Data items
☆ ☆ ☆ ☆ ☆
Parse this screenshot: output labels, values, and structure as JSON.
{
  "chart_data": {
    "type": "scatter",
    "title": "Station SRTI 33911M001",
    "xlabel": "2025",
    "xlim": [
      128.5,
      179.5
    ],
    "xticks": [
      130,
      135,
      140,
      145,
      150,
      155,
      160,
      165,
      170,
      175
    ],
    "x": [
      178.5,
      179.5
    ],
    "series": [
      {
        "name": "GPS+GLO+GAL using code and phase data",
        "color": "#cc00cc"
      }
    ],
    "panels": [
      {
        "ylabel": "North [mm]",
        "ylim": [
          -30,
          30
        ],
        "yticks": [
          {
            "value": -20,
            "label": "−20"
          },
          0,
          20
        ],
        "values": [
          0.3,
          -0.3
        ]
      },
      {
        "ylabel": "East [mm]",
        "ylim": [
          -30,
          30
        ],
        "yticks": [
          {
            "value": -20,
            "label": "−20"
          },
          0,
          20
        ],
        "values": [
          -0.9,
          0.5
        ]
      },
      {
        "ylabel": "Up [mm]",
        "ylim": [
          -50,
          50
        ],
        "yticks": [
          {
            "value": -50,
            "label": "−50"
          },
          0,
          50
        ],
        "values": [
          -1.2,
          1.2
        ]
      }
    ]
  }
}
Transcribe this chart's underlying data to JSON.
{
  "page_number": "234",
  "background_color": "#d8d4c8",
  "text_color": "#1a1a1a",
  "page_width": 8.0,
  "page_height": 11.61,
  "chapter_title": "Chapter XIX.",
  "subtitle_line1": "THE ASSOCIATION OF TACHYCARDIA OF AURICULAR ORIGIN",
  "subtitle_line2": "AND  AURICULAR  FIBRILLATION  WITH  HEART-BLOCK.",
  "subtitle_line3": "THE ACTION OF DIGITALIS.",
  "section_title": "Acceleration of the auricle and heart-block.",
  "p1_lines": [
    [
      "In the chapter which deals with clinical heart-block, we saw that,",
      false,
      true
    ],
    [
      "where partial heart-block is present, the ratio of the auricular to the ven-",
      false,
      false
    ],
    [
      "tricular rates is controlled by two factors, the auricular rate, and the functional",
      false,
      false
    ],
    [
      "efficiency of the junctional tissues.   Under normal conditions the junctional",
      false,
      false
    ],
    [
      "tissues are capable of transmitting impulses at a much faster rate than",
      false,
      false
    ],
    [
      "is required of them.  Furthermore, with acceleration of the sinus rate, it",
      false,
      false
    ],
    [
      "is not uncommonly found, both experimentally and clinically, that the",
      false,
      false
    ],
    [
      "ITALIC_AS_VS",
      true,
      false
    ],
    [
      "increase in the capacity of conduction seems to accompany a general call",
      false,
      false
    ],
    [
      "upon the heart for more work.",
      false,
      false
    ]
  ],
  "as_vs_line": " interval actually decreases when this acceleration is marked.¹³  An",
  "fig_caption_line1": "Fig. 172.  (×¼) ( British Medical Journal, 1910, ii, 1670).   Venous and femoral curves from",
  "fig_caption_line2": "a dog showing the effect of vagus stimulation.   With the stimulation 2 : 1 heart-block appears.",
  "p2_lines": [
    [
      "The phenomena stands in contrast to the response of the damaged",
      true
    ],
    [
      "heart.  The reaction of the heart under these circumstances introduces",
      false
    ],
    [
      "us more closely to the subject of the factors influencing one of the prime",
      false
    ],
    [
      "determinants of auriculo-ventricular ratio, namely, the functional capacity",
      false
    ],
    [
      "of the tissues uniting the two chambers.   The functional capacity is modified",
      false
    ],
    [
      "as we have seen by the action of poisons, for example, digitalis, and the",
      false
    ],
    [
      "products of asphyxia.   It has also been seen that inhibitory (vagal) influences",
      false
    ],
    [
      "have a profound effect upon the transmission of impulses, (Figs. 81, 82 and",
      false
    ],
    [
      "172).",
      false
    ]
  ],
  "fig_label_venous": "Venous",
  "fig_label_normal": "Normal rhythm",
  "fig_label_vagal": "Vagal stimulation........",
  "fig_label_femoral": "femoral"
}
☆ ☆ ☆ ☆ ☆
Given instruction: Quote each line of the listing above exactly.

Written response:
Parse this screenshot: output labels, values, and structure as JSON.
{
  "chart_data": {
    "type": "scatter",
    "title": "Station SRTI 33911M001",
    "xlabel": "2025",
    "xlim": [
      128.5,
      179.5
    ],
    "xticks": [
      130,
      135,
      140,
      145,
      150,
      155,
      160,
      165,
      170,
      175
    ],
    "x": [
      178.5,
      179.5
    ],
    "series": [
      {
        "name": "GPS+GLO+GAL using code and phase data",
        "color": "#cc00cc"
      }
    ],
    "panels": [
      {
        "ylabel": "North [mm]",
        "ylim": [
          -30,
          30
        ],
        "yticks": [
          {
            "value": -20,
            "label": "−20"
          },
          0,
          20
        ],
        "values": [
          0.3,
          -0.3
        ]
      },
      {
        "ylabel": "East [mm]",
        "ylim": [
          -30,
          30
        ],
        "yticks": [
          {
            "value": -20,
            "label": "−20"
          },
          0,
          20
        ],
        "values": [
          -0.9,
          0.5
        ]
      },
      {
        "ylabel": "Up [mm]",
        "ylim": [
          -50,
          50
        ],
        "yticks": [
          {
            "value": -50,
            "label": "−50"
          },
          0,
          50
        ],
        "values": [
          -1.2,
          1.2
        ]
      }
    ]
  }
}
Transcribe this chart's underlying data to JSON.
{
  "page_number": "234",
  "background_color": "#d8d4c8",
  "text_color": "#1a1a1a",
  "page_width": 8.0,
  "page_height": 11.61,
  "chapter_title": "Chapter XIX.",
  "subtitle_line1": "THE ASSOCIATION OF TACHYCARDIA OF AURICULAR ORIGIN",
  "subtitle_line2": "AND  AURICULAR  FIBRILLATION  WITH  HEART-BLOCK.",
  "subtitle_line3": "THE ACTION OF DIGITALIS.",
  "section_title": "Acceleration of the auricle and heart-block.",
  "p1_lines": [
    [
      "In the chapter which deals with clinical heart-block, we saw that,",
      false,
      true
    ],
    [
      "where partial heart-block is present, the ratio of the auricular to the ven-",
      false,
      false
    ],
    [
      "tricular rates is controlled by two factors, the auricular rate, and the functional",
      false,
      false
    ],
    [
      "efficiency of the junctional tissues.   Under normal conditions the junctional",
      false,
      false
    ],
    [
      "tissues are capable of transmitting impulses at a much faster rate than",
      false,
      false
    ],
    [
      "is required of them.  Furthermore, with acceleration of the sinus rate, it",
      false,
      false
    ],
    [
      "is not uncommonly found, both experimentally and clinically, that the",
      false,
      false
    ],
    [
      "ITALIC_AS_VS",
      true,
      false
    ],
    [
      "increase in the capacity of conduction seems to accompany a general call",
      false,
      false
    ],
    [
      "upon the heart for more work.",
      false,
      false
    ]
  ],
  "as_vs_line": " interval actually decreases when this acceleration is marked.¹³  An",
  "fig_caption_line1": "Fig. 172.  (×¼) ( British Medical Journal, 1910, ii, 1670).   Venous and femoral curves from",
  "fig_caption_line2": "a dog showing the effect of vagus stimulation.   With the stimulation 2 : 1 heart-block appears.",
  "p2_lines": [
    [
      "The phenomena stands in contrast to the response of the damaged",
      true
    ],
    [
      "heart.  The reaction of the heart under these circumstances introduces",
      false
    ],
    [
      "us more closely to the subject of the factors influencing one of the prime",
      false
    ],
    [
      "determinants of auriculo-ventricular ratio, namely, the functional capacity",
      false
    ],
    [
      "of the tissues uniting the two chambers.   The functional capacity is modified",
      false
    ],
    [
      "as we have seen by the action of poisons, for example, digitalis, and the",
      false
    ],
    [
      "products of asphyxia.   It has also been seen that inhibitory (vagal) influences",
      false
    ],
    [
      "have a profound effect upon the transmission of impulses, (Figs. 81, 82 and",
      false
    ],
    [
      "172).",
      false
    ]
  ],
  "fig_label_venous": "Venous",
  "fig_label_normal": "Normal rhythm",
  "fig_label_vagal": "Vagal stimulation........",
  "fig_label_femoral": "femoral"
}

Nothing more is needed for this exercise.